RECORDS TO USE:
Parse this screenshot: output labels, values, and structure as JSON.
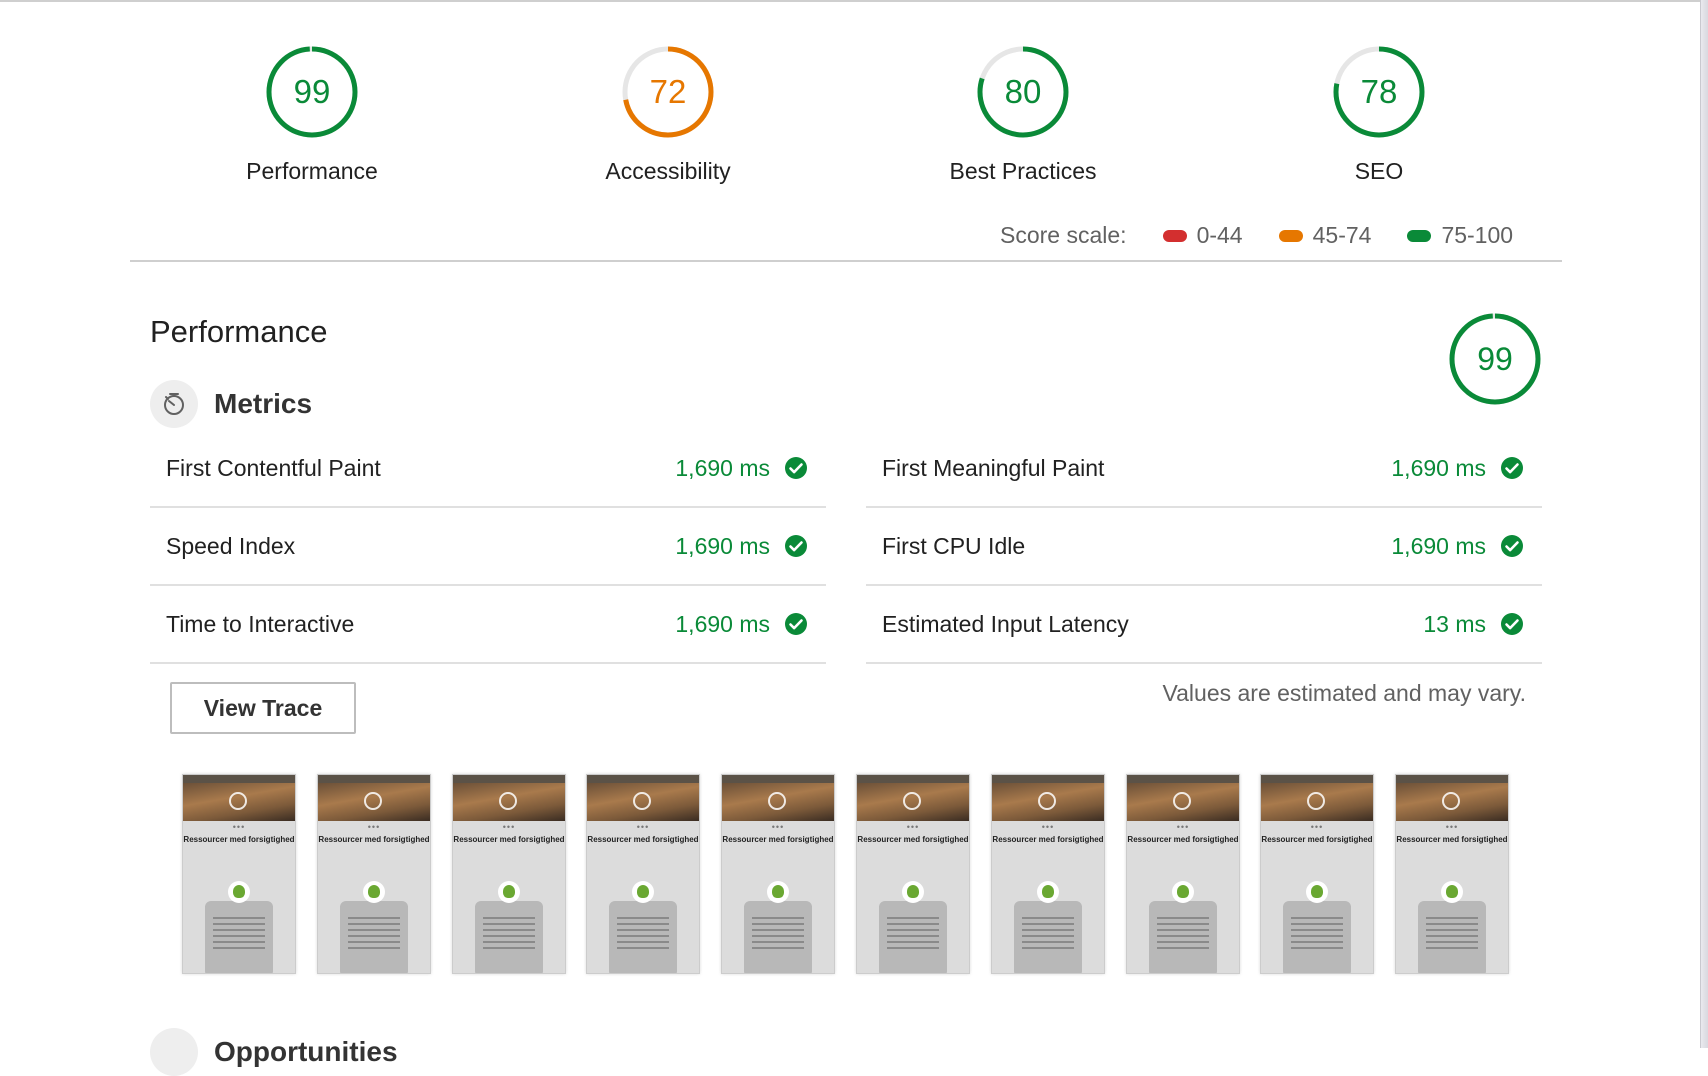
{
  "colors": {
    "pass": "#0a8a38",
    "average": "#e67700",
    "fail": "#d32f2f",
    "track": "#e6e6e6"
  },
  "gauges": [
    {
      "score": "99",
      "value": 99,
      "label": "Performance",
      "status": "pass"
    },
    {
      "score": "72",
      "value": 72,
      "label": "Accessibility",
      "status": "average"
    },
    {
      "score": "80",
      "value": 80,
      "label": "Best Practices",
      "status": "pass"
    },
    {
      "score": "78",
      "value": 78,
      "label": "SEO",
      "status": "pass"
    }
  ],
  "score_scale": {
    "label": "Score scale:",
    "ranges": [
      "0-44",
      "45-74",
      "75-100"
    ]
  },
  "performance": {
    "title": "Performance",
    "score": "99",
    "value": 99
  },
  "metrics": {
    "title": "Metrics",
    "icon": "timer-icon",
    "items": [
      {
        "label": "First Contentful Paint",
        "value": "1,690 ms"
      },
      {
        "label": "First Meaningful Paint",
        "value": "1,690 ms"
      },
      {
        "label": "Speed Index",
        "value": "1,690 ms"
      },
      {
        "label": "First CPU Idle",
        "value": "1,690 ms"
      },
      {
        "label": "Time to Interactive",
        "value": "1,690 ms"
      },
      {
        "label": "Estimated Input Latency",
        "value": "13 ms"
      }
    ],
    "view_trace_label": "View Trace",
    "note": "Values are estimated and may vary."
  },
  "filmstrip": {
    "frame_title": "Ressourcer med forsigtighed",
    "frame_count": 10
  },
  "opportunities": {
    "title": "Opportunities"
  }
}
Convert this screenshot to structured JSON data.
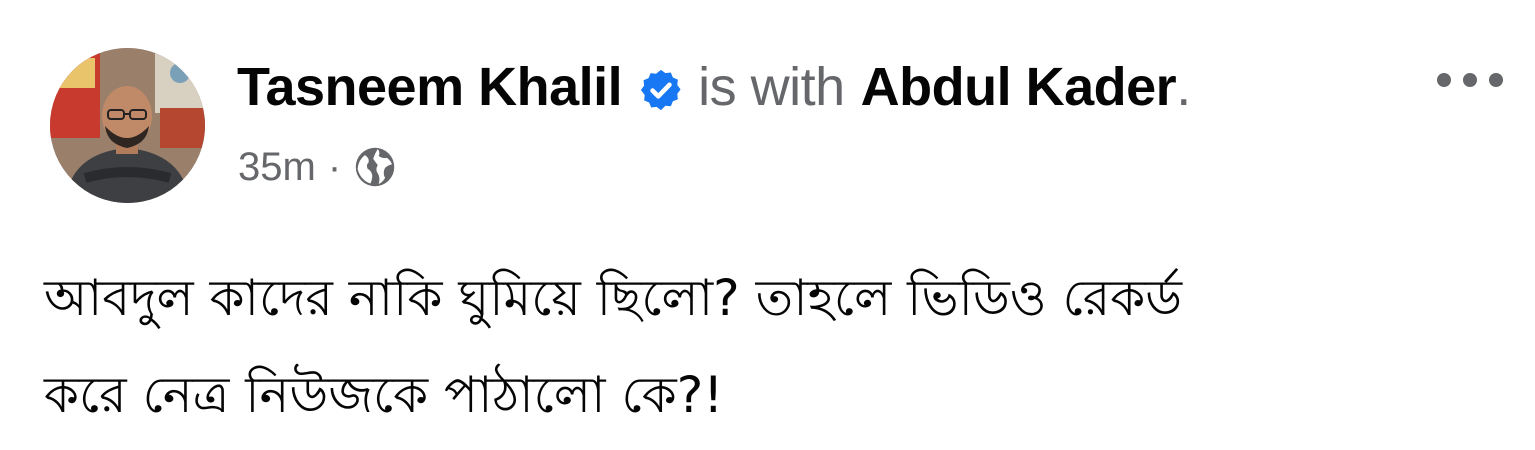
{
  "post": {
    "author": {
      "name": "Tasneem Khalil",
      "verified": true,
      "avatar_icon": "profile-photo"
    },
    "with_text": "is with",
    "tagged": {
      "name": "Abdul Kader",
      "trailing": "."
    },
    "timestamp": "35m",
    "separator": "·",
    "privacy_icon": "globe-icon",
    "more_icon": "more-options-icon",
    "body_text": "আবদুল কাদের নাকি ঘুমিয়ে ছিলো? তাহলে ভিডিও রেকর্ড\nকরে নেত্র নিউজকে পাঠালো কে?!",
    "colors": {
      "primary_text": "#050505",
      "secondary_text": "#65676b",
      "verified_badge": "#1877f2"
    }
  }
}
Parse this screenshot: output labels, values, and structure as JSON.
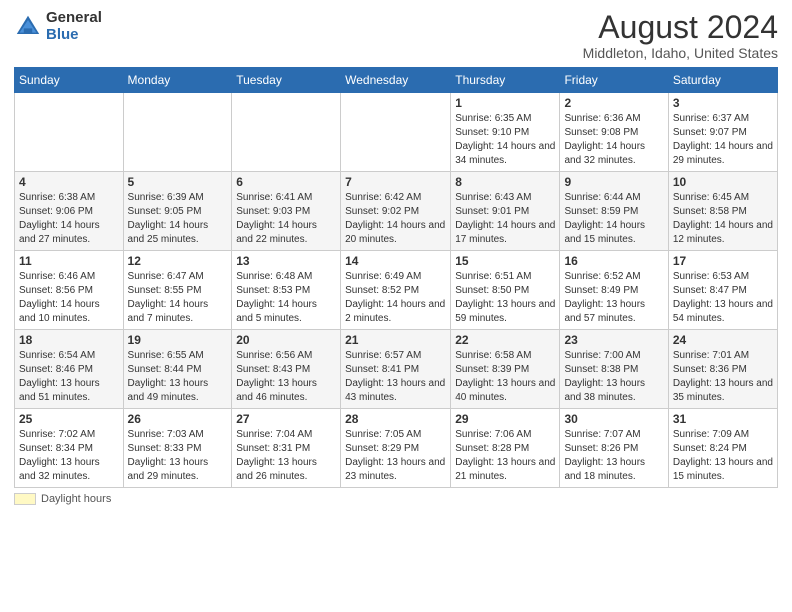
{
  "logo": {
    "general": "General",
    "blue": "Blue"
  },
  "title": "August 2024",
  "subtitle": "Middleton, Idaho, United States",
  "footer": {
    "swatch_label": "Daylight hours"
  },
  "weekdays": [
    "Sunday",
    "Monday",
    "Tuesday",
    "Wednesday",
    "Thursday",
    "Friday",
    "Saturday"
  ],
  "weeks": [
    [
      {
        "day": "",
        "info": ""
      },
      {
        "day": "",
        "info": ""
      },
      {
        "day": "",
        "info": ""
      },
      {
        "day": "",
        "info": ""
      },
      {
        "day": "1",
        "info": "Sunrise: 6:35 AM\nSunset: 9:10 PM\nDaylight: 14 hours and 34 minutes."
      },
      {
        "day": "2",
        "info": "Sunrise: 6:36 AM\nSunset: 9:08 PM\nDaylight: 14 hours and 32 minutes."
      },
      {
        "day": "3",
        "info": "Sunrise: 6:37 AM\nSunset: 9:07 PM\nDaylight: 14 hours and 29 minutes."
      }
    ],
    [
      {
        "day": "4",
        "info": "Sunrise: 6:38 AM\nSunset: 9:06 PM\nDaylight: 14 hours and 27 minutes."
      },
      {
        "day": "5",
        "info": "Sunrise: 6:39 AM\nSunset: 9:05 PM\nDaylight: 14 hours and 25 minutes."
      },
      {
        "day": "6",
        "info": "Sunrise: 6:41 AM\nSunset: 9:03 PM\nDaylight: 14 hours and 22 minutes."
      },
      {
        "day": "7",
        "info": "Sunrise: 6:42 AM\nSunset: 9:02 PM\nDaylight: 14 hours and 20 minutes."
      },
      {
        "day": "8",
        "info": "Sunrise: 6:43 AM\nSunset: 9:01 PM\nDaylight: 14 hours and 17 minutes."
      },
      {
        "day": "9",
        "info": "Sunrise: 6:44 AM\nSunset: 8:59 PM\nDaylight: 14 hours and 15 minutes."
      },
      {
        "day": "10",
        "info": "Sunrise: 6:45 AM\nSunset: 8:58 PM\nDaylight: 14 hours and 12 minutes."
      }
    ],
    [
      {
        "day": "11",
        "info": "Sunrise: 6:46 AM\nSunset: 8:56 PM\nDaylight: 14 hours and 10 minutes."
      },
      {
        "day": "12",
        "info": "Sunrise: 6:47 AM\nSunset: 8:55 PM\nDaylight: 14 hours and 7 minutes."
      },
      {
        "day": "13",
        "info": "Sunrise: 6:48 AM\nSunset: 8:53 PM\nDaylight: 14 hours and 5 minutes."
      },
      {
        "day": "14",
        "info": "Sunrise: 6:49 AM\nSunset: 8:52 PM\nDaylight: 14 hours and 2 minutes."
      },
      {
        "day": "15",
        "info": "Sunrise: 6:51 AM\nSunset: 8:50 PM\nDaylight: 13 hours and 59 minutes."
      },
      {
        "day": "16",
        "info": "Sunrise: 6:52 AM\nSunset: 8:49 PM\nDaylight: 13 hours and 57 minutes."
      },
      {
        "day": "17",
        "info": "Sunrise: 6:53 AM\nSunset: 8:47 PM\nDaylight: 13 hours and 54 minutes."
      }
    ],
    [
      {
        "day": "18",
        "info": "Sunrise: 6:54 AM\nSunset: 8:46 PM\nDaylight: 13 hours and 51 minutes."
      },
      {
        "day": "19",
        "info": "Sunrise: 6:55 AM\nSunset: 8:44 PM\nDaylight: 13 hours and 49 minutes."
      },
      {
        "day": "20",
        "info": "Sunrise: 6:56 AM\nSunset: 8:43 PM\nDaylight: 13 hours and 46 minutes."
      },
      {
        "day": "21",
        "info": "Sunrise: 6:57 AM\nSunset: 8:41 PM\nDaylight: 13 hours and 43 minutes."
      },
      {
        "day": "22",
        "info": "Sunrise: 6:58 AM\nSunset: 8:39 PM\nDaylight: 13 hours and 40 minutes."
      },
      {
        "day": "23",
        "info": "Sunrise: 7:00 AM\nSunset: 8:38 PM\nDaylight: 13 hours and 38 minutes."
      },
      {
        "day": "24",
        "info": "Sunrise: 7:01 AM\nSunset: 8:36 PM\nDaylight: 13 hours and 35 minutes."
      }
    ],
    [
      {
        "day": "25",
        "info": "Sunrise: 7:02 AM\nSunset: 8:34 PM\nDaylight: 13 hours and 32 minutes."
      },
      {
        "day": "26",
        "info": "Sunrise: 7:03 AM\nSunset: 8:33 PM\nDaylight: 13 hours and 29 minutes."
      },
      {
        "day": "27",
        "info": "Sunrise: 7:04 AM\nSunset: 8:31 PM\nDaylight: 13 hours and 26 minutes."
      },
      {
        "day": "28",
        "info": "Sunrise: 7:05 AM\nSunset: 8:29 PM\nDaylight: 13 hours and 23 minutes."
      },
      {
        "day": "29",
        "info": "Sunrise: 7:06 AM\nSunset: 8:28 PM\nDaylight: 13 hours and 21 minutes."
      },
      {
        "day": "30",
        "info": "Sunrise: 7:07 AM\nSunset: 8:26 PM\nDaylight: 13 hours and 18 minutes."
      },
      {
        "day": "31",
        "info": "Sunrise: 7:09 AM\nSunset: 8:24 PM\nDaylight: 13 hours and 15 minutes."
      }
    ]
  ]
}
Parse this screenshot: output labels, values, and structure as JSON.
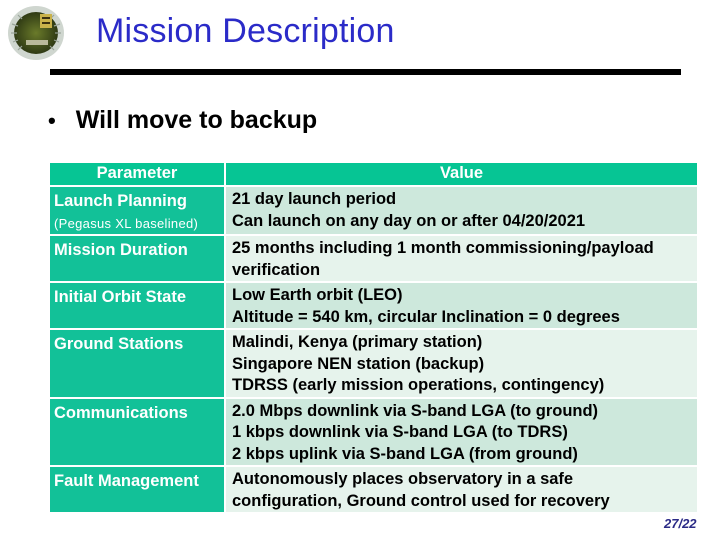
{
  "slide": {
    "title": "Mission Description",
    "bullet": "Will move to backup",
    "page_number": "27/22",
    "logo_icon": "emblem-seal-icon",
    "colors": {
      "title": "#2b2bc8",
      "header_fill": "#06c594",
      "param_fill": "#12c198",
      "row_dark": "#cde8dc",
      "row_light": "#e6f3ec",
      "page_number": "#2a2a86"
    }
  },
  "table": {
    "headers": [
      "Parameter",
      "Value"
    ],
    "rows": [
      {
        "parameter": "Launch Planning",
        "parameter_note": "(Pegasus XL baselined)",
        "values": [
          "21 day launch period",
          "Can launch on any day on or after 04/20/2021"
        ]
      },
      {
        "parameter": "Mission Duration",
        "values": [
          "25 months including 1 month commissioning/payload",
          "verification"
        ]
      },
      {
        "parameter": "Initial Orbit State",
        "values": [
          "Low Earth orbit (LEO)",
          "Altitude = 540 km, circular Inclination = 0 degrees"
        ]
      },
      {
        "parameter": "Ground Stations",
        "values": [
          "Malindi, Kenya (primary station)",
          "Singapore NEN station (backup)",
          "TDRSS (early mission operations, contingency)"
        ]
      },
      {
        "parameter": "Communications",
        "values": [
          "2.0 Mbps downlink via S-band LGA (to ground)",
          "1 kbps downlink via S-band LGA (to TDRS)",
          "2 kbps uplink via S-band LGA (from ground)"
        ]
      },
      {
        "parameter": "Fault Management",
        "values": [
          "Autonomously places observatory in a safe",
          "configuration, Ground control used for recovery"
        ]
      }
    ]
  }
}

WORK TO DO:
Count the lines that hold the string "First" and state that number alone.

RESPONSE TO THE TASK:
3